→ SOURCE EXTRACT
EgoVLP: Egocentric Video-Language Pretraining

Project page | arXiv

TL;DR: We pioneer Egocentric Video-Language Pretraining from pretraining dataset, model and development benchmark; the resulted pretrained model exhibits strong performance on five downstream tasks across three egocentric datasets.

📢 News

[2022.6.3] We release the arXiv paper.
[2022.6.10] We release the EgoClip pretraining dataset.
[2022.6.20] Our EgoVLP won 1st place in OSCC & 2nd place in NLQ & 3rd place in PNR @ Ego4D Challenge 2022, and 1st place in Multi-Instance Retrieval @ EPIC-Kitchens Challenge 2022, hosted by CVPR 2022.
[2022.6.30] We release the first version of the EgoVLP codebase.

📝 Preparation

Install dependencies

conda create -n egovlp python=3.6
source activate egovlp
cd [Path_To_This_Code]
pip install -r requirements.txt

Ego4D videos and metadata

You may skip the source video download if pretraining is not required.

Follow the guideline here, download the following to {PATH_TO_EGO4D}
- Ego4D source videos (nearly 7 TB).
- Ego4D videos metadata manifest.csv and benchmark metadata, e.g., nlq_train.json for NLQ.
- Create the dir ./dataset and add a soft link by ln -s {PATH_TO_EGO4D} ./dataset/ego4d.
For effectively pretraining, we compress videos in the following way:
- Resize the source videos with a short size equal to 256 by script ./utils/video_resize.py.
- Chunk the resized videos to multiple segments (up to 600 sec) by script ./utils/video_chunk.py.

EgoClip

Download the EgoClip metadata from here and put it to ./dataset/egoclip.csv.

For the usage of EgoClip, please refer to ./data_loader/EgoClip_EgoMCQ_dataset.py. The data format of EgoClip is:

import pandas as pd

metadata = pd.read_csv('./dataset/egoclip_metadata.csv', sep='\t', error_bad_lines=False)
print(metadata.shape[0])
print(metadata.iloc[0])

# Out:
3847723                                                         # Num of clips for EgoClip

clip_idx                                                     0  # the idx of clip
video_uid                 001e3e4e-2743-47fc-8564-d5efd11f9e90  # the uid of source video
video_dur                                           128.033333  # the duration of source video
narration_source                              narration_pass_1  # the source of annotator
narration_ind                                                0  # the idx of narration
narration_time                                          3.3445  # the narration timestamp
clip_start                                            2.967651  # the start timestamp of clip
clip_end                                              3.721266  # the end timestamp of clip
clip_text           #C C picks a bag of clothes from the floor  # the narration of clip
tag_verb                                                  [93]  # the verb idx of the narration
tag_noun                                        [192, 115, 12]  # the noun idx of the narration

For the usage of tag_verb and tag_noun, please refer to here.

→ A run of records
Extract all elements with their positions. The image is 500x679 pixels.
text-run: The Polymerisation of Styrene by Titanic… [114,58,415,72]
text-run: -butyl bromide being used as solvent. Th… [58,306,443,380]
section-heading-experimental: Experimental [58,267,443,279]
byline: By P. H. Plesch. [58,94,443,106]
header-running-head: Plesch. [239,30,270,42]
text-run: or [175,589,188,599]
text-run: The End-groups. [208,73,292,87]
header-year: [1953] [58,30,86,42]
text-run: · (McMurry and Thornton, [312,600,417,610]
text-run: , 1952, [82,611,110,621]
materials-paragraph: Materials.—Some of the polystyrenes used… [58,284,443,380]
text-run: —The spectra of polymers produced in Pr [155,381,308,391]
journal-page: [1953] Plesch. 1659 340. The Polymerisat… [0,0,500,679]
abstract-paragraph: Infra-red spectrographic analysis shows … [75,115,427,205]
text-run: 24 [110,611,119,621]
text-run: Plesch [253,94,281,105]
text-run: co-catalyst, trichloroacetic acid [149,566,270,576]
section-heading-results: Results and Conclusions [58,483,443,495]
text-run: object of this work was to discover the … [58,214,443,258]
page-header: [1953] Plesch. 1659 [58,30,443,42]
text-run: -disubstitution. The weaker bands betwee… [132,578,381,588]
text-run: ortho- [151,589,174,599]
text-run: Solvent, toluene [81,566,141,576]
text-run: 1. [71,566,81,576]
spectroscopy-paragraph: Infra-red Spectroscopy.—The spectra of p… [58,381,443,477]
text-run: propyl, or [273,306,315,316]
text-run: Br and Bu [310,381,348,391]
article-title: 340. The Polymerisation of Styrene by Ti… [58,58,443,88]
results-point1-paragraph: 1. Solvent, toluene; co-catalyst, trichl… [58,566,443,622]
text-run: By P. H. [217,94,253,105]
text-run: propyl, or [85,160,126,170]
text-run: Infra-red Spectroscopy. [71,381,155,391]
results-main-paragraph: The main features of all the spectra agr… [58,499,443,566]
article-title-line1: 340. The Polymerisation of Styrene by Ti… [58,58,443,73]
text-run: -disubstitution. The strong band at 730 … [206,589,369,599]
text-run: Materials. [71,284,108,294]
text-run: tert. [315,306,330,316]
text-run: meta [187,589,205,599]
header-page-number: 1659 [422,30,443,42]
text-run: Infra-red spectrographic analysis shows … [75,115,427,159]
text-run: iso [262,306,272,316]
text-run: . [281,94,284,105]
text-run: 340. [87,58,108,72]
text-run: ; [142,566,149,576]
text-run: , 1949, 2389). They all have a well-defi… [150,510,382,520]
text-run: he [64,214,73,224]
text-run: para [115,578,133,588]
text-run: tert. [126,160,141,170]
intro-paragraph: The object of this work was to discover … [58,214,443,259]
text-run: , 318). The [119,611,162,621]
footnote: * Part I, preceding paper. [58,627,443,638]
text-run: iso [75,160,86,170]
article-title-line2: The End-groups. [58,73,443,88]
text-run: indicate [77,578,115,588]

→ WRITTEN REQUEST A
Answer these from the EgoVLP page:
(i) Which Python version does the conda environment use?
(ii) Up to how many seconds long are the segments that the resized videos are chunked into?
(iii) How many clips does the printed output report for EgoClip?
→ WRITTEN REQUEST B
Please carry the EgoVLP page on from the point where it ends.
This material stands apart from the EgoVLP page.

→ TASK ANSWER A
(i) Python 3.6
(ii) 600 seconds
(iii) 3847723

→ TASK ANSWER B
EgoMCQ

Download the EgoMCQ metadata from here and put it to ./dataset/egomcq.json.
For the usage of EgoMCQ, please refer to ./data_loader/EgoClip_EgoMCQ_dataset.py.

🏋️‍️ Pretraining

This code is built on PyTorch with DistributedDataParallel (DDP). We pretrain EgoVLP on 4 nodes, each with 8 A100 GPUs (10 epochs in about two days).

Train on EgoClip: python3 -m torch.distributed.launch --nnodes=$HOST_NUM --node_rank=$INDEX --master_addr $CHIEF_IP --nproc_per_node $HOST_GPU_NUM --master_port 8081 ./run/train_egoclip.py --config ./configs/pt/egoclip.json
Test on EgoMCQ: python3 -m torch.distributed.launch --nnodes=$HOST_NUM --node_rank=$INDEX --master_addr $CHIEF_IP --nproc_per_node $HOST_GPU_NUM --master_port 8081 ./run/train_egoclip.py --config ./configs/eval/egomcq.json
Monitor the EgoMCQ curve during pretraining: tensorboard --logdir ./results --bind_all

🗄 Pretrained Weights

We have released our pretrained EgoVLP model (EgoClip w/ EgoNCE) with best performance on EgoMCQ (90.7% inter-video & 57.2% intra-video) in EgoVLP_PT_BEST.

This checkpoint is used for EPIC-Kitchens, NLQ, MQ, OSSC, and PNR tasks, except for Charades-Ego. Since we found that VLP (CC3M+WebVid2M, EgoClip) alway degrades significantly on Charades-Ego after the first epoch, we evaluate Charades-Ego using the first pretraining epoch weights of EgoVLP in EgoVLP_PT_EPO1.

🔧 Downstream Tasks

EPIC-Kitchens MIR

Preparation:

Follow the instruction here, download the EPIC-Kitchens dataset (RGB frames) and annotation.
Follow the instruction here -> How do I create the relevance matrix? to construct a relevance matrix for evaluation.

Results:

Model	Mode	# Frames	Video-Text PT	Weights	mAP (V2T)	mAP (T2V)	mAP (Avg)	nDCG (V2T)	nDCG (T2V)	nDCG (Avg)
EgoVLP	Zero-shot	4	EgoClip w/ EgoNCE	EgoVLP_PT_BEST	19.4	13.9	16.6	24.1	22.0	23.1
EgoVLP	Fine-tuning w/ MI-MM	16	EgoClip w/ EgoNCE	EgoVLP_FT_EPIC	49.9	40.5	45.0	60.9	57.9	59.4
EgoVLP*	Fine-tuning w/ Adaptive-MI-MM + Dual-softmax	16	EgoClip w/ EgoNCE	EgoVLP_FT_EPIC*	53.8	40.9	47.4	63.3	59.6	61.4

EgoVLP* means our submission for Multi-Instance Retrieval@EPIC-Kitchens Challenge 2022

Train: python3 -m torch.distributed.launch --nnodes=$HOST_NUM --node_rank=$INDEX --nproc_per_node $HOST_GPU_NUM --master_port 8081 ./run/train_epic.py --config ./configs/ft/epic.json
Test: python3 ./run/test_epic.py

Charades-Ego

Preparation:

Follow the instruction here, download the Charades-Ego dataset (480p) and annotation.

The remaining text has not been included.